GOAL OF THE EXERCISE: Each entry must appear again exactly as it does in the source.

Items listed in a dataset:
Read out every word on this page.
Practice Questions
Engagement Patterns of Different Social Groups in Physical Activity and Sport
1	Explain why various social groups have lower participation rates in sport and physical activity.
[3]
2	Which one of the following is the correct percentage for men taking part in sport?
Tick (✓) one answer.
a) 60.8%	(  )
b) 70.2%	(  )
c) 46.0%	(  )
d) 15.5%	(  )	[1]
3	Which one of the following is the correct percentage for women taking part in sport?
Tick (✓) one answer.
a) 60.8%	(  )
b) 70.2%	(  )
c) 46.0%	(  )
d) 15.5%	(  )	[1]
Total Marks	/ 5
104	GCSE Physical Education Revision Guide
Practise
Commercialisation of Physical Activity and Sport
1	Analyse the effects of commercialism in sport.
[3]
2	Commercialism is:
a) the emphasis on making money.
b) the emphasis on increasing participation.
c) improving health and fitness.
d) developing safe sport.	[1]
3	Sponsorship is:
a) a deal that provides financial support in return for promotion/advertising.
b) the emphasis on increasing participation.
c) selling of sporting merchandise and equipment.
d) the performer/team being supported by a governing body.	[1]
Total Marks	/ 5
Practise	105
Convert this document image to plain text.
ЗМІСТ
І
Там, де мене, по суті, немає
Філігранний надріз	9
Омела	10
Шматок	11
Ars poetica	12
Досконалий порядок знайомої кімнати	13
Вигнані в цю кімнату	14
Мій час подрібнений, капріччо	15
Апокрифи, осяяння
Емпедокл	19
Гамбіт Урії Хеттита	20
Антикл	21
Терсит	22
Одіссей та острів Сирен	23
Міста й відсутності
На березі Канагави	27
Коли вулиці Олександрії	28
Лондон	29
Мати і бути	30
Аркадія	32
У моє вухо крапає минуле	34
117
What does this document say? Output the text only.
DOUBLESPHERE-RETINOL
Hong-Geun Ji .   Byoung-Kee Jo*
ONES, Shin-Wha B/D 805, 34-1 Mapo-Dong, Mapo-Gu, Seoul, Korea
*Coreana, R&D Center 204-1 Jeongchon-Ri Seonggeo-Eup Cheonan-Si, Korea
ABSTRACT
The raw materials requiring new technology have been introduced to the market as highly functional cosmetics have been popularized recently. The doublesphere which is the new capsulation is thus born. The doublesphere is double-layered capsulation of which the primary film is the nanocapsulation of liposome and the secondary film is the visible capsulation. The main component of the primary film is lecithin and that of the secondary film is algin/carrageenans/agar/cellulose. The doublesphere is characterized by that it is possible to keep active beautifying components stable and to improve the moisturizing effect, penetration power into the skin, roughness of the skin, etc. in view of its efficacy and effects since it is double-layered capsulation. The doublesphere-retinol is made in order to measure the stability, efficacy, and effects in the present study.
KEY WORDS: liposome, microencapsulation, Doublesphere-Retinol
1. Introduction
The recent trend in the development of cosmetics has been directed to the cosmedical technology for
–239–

RESPONSE FOR THIS EXERCISE:
Read out every word on this page.
Practice Questions
Engagement Patterns of Different Social Groups in Physical Activity and Sport
1	Explain why various social groups have lower participation rates in sport and physical activity.
[3]
2	Which one of the following is the correct percentage for men taking part in sport?
Tick (✓) one answer.
a) 60.8%	(  )
b) 70.2%	(  )
c) 46.0%	(  )
d) 15.5%	(  )	[1]
3	Which one of the following is the correct percentage for women taking part in sport?
Tick (✓) one answer.
a) 60.8%	(  )
b) 70.2%	(  )
c) 46.0%	(  )
d) 15.5%	(  )	[1]
Total Marks	/ 5
104	GCSE Physical Education Revision Guide
Practise
Commercialisation of Physical Activity and Sport
1	Analyse the effects of commercialism in sport.
[3]
2	Commercialism is:
a) the emphasis on making money.
b) the emphasis on increasing participation.
c) improving health and fitness.
d) developing safe sport.	[1]
3	Sponsorship is:
a) a deal that provides financial support in return for promotion/advertising.
b) the emphasis on increasing participation.
c) selling of sporting merchandise and equipment.
d) the performer/team being supported by a governing body.	[1]
Total Marks	/ 5
Practise	105
Convert this document image to plain text.
ЗМІСТ
І
Там, де мене, по суті, немає
Філігранний надріз	9
Омела	10
Шматок	11
Ars poetica	12
Досконалий порядок знайомої кімнати	13
Вигнані в цю кімнату	14
Мій час подрібнений, капріччо	15
Апокрифи, осяяння
Емпедокл	19
Гамбіт Урії Хеттита	20
Антикл	21
Терсит	22
Одіссей та острів Сирен	23
Міста й відсутності
На березі Канагави	27
Коли вулиці Олександрії	28
Лондон	29
Мати і бути	30
Аркадія	32
У моє вухо крапає минуле	34
117
What does this document say? Output the text only.
DOUBLESPHERE-RETINOL
Hong-Geun Ji .   Byoung-Kee Jo*
ONES, Shin-Wha B/D 805, 34-1 Mapo-Dong, Mapo-Gu, Seoul, Korea
*Coreana, R&D Center 204-1 Jeongchon-Ri Seonggeo-Eup Cheonan-Si, Korea
ABSTRACT
The raw materials requiring new technology have been introduced to the market as highly functional cosmetics have been popularized recently. The doublesphere which is the new capsulation is thus born. The doublesphere is double-layered capsulation of which the primary film is the nanocapsulation of liposome and the secondary film is the visible capsulation. The main component of the primary film is lecithin and that of the secondary film is algin/carrageenans/agar/cellulose. The doublesphere is characterized by that it is possible to keep active beautifying components stable and to improve the moisturizing effect, penetration power into the skin, roughness of the skin, etc. in view of its efficacy and effects since it is double-layered capsulation. The doublesphere-retinol is made in order to measure the stability, efficacy, and effects in the present study.
KEY WORDS: liposome, microencapsulation, Doublesphere-Retinol
1. Introduction
The recent trend in the development of cosmetics has been directed to the cosmedical technology for
–239–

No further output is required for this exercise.